Exercise directions:
Extract each line from the entries below that has the string "motore" in it.

* start Data in this exercise *

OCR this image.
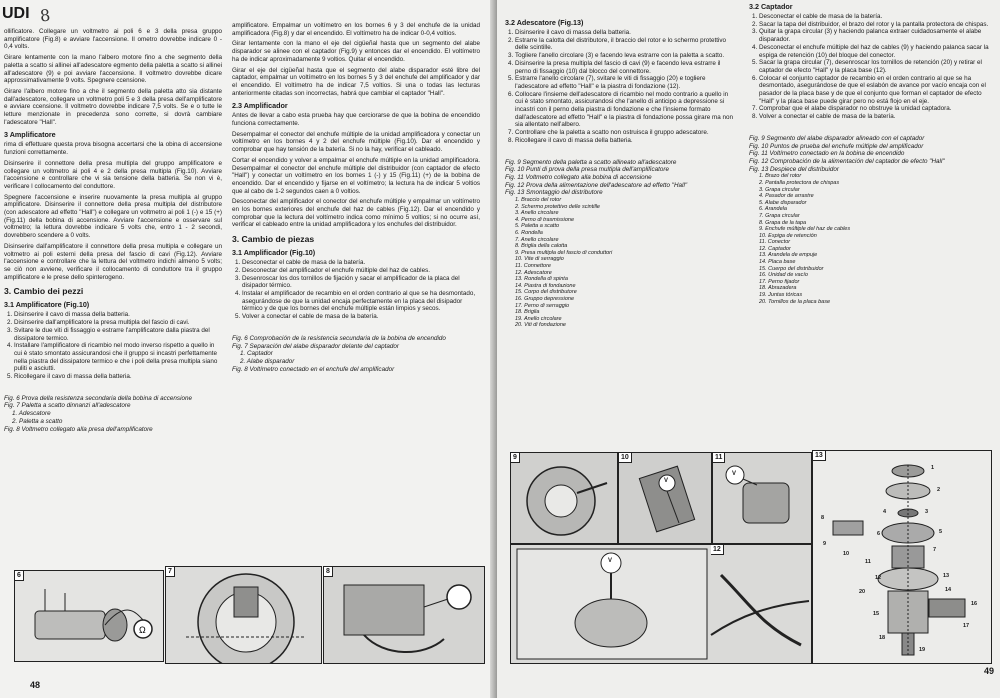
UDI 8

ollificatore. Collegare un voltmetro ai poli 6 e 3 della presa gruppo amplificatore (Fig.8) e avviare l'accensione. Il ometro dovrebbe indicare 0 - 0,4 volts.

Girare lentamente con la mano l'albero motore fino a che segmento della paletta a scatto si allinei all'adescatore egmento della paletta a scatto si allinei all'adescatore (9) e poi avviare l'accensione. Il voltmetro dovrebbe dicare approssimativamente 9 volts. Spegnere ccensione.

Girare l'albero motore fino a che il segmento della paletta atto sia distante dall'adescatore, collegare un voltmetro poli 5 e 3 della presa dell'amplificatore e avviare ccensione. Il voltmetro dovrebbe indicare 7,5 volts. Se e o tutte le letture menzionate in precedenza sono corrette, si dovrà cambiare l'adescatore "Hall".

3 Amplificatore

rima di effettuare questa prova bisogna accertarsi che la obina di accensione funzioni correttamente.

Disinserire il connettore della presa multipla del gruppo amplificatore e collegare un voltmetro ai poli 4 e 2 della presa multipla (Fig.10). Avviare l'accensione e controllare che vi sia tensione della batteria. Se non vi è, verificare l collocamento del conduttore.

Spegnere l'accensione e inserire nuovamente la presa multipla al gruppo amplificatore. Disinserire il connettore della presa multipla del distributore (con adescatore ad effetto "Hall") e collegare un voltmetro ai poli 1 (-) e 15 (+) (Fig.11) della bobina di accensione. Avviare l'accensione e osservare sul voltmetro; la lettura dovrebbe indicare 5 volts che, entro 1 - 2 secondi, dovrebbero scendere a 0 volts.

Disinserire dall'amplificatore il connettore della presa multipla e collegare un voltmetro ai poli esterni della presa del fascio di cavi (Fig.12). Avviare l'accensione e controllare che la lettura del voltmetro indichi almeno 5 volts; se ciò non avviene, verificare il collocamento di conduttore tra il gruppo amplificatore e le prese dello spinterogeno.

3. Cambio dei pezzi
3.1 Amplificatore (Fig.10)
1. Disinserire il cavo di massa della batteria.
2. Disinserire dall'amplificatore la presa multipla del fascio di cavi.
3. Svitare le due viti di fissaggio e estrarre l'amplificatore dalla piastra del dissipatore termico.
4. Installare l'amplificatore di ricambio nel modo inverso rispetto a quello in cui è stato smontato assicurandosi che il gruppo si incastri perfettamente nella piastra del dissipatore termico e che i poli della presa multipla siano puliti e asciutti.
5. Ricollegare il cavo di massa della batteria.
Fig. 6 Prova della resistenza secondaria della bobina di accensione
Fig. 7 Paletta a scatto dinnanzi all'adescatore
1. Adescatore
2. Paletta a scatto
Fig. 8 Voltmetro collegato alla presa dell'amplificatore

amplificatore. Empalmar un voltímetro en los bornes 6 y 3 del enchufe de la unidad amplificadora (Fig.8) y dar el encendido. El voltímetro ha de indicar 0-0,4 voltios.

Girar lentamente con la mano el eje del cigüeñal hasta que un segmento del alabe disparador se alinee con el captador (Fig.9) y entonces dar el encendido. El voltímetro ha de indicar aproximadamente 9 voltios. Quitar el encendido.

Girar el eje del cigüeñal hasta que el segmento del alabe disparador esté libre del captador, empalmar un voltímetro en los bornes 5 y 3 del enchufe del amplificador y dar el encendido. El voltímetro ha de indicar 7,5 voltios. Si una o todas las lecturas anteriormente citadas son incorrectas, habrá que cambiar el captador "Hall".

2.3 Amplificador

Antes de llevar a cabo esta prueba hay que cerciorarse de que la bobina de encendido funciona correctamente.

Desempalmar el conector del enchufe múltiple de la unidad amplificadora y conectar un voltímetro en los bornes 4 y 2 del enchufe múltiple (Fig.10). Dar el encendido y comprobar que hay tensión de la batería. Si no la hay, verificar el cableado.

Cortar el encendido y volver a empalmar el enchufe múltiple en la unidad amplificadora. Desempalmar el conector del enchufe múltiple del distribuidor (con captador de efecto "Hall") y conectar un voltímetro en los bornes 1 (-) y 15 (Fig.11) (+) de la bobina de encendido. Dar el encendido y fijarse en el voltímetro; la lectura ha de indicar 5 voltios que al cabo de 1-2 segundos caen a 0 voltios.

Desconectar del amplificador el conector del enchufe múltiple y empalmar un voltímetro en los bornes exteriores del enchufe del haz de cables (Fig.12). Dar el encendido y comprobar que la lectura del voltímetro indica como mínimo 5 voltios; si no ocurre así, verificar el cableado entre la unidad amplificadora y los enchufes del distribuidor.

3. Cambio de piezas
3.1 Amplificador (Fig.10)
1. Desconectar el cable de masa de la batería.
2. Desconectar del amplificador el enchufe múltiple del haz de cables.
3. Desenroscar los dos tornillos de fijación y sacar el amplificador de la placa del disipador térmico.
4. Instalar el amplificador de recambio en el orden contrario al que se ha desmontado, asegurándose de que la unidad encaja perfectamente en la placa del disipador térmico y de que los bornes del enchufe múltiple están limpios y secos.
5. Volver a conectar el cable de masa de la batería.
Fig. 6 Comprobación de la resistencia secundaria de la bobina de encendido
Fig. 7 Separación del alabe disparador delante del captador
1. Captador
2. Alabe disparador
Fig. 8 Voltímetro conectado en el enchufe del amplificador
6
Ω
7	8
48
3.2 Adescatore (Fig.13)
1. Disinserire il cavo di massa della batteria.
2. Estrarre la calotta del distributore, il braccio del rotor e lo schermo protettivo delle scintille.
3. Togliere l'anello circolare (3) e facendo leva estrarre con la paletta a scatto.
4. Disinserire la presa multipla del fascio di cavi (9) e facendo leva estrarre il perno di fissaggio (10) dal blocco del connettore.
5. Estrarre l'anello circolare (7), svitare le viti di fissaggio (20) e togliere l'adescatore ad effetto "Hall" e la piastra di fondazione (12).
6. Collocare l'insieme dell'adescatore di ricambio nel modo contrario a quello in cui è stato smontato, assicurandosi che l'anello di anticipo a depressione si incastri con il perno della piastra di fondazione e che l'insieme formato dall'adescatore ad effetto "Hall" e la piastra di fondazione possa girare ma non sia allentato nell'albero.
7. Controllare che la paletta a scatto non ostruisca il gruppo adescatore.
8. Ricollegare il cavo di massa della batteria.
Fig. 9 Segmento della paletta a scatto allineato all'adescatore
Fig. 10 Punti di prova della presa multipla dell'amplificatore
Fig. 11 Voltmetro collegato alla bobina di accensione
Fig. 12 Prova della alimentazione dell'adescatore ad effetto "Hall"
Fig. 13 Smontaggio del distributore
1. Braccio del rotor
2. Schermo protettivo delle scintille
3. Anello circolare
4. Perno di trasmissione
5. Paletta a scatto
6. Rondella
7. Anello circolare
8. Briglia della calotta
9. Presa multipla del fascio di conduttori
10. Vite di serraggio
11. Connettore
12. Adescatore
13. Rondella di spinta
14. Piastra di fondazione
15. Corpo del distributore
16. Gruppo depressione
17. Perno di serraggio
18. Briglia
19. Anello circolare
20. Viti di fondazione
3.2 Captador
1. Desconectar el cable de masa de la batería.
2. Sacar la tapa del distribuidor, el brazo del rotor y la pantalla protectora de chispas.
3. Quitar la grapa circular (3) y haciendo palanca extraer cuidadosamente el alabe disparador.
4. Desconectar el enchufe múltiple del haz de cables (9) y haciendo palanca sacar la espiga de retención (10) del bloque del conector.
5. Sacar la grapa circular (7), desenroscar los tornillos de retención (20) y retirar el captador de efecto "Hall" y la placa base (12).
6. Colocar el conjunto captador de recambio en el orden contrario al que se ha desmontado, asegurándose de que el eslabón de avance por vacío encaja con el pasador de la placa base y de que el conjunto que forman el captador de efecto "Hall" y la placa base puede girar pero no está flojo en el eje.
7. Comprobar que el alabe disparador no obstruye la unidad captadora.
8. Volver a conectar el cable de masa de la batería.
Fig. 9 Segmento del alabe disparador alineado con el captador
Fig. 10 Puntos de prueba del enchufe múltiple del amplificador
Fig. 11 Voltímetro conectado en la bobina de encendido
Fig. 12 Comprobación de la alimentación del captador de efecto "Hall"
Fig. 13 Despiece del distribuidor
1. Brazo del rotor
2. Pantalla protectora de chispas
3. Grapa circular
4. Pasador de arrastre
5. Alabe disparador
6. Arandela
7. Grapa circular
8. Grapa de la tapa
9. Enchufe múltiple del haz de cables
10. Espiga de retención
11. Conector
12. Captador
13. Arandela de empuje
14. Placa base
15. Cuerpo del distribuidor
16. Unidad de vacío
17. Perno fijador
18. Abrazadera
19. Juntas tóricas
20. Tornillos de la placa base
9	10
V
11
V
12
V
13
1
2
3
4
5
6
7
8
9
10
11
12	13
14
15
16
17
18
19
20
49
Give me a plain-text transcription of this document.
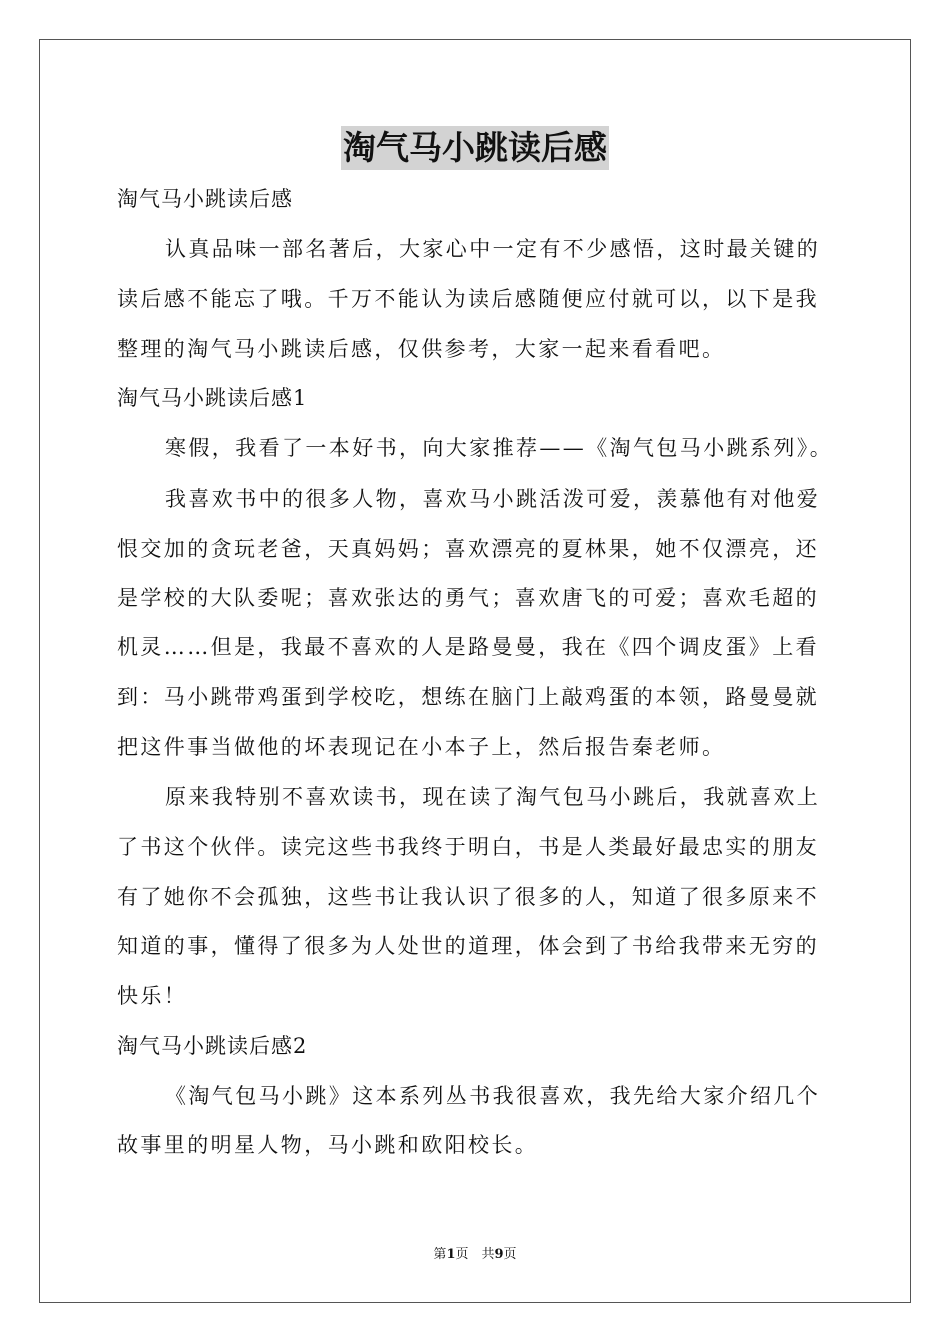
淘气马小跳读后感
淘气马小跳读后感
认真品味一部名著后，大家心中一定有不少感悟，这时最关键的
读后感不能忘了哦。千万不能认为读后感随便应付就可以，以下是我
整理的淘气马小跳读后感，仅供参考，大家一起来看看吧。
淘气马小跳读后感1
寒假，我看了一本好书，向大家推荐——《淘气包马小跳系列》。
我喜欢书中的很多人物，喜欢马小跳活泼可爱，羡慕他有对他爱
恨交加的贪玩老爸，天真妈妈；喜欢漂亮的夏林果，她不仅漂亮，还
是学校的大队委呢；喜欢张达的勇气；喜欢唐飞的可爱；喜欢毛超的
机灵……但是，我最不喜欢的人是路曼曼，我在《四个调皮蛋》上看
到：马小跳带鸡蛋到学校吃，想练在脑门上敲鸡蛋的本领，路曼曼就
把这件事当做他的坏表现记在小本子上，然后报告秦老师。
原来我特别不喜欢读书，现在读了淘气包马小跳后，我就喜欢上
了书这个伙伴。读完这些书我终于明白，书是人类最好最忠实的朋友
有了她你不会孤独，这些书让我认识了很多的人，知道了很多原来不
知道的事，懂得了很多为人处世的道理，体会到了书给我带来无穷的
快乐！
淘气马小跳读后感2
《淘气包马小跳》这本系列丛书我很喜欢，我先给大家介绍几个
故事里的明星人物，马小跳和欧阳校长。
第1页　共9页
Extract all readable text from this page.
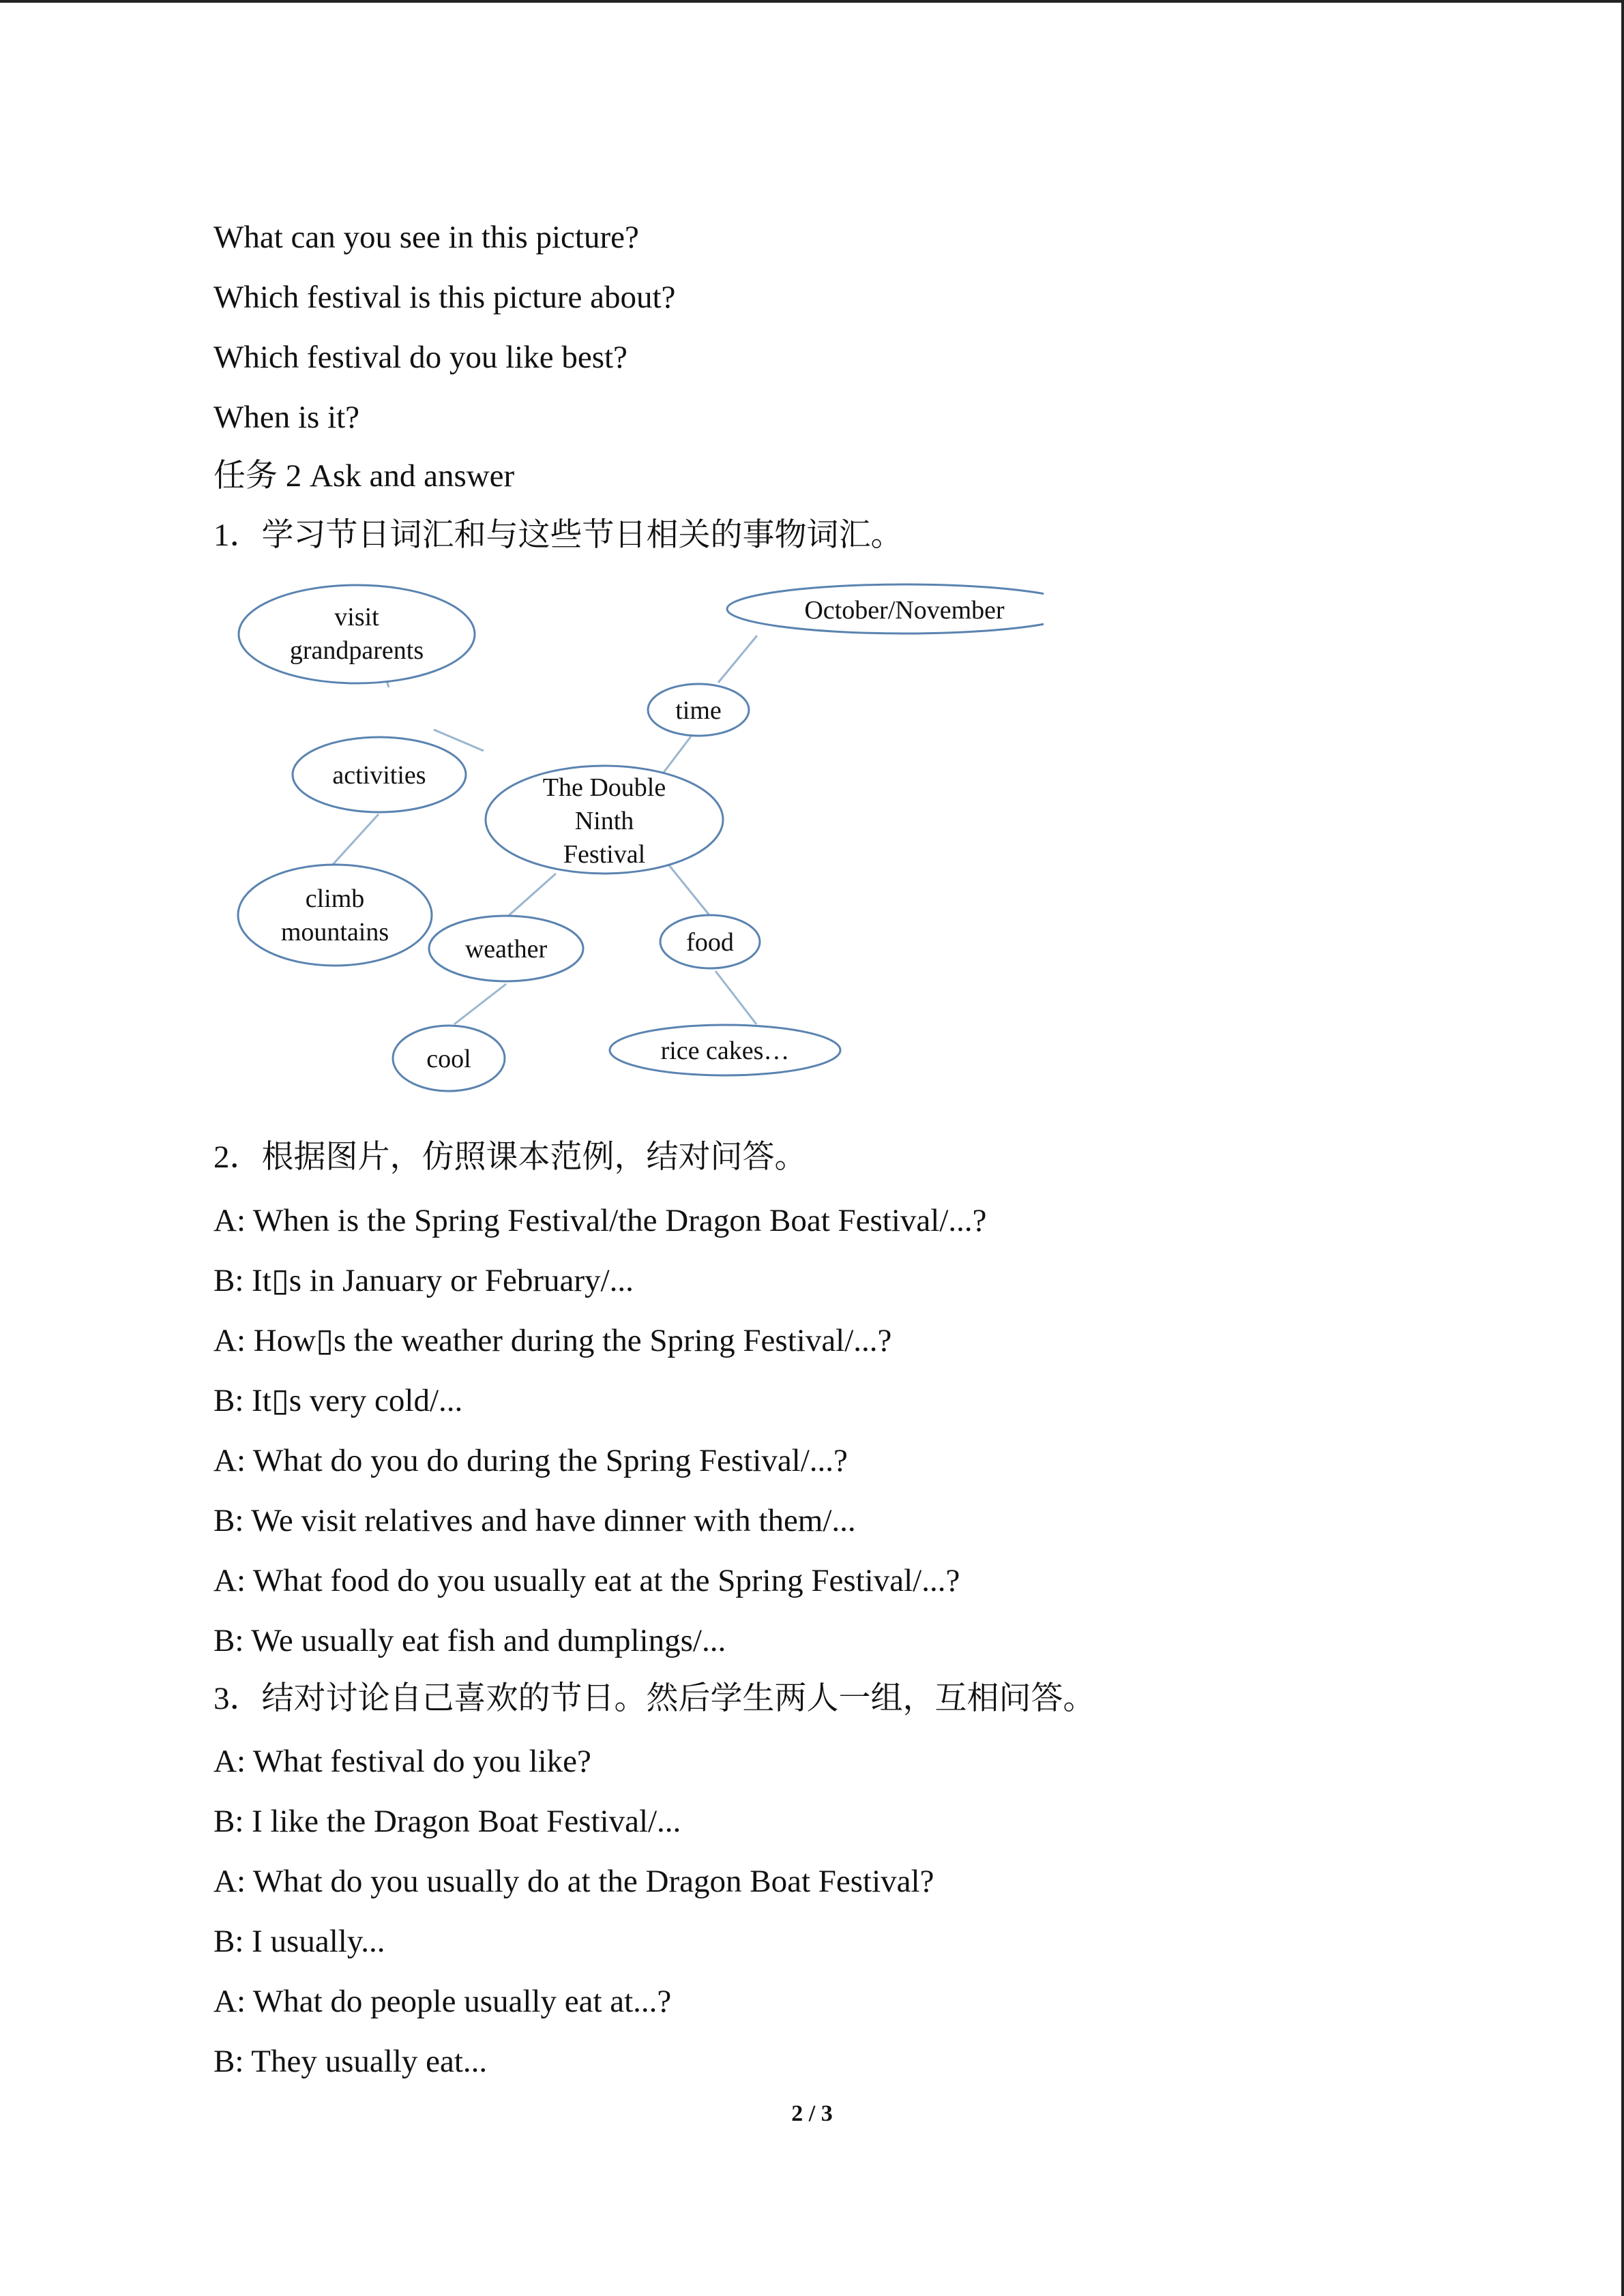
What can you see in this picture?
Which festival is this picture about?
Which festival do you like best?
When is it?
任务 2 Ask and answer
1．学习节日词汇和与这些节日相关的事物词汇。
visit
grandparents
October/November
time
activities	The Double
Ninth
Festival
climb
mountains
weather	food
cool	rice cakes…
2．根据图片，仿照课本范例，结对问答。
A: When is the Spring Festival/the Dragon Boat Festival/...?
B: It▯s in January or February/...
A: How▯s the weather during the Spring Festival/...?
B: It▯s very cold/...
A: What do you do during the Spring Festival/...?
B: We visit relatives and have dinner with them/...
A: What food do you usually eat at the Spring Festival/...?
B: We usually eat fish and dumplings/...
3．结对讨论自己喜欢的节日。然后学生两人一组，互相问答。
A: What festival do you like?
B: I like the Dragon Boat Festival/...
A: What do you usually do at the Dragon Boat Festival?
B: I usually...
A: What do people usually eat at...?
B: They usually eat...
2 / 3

* end Data in this exercise *

Result:
Girare lentamente con la mano l'albero motore fino a che segmento della paletta a scatto si allinei all'adescatore egmento della paletta a scatto si allinei all'adescatore (9) e poi avviare l'accensione. Il voltmetro dovrebbe dicare approssimativamente 9 volts. Spegnere ccensione.
Girare l'albero motore fino a che il segmento della paletta atto sia distante dall'adescatore, collegare un voltmetro poli 5 e 3 della presa dell'amplificatore e avviare ccensione. Il voltmetro dovrebbe indicare 7,5 volts. Se e o tutte le letture menzionate in precedenza sono corrette, si dovrà cambiare l'adescatore "Hall".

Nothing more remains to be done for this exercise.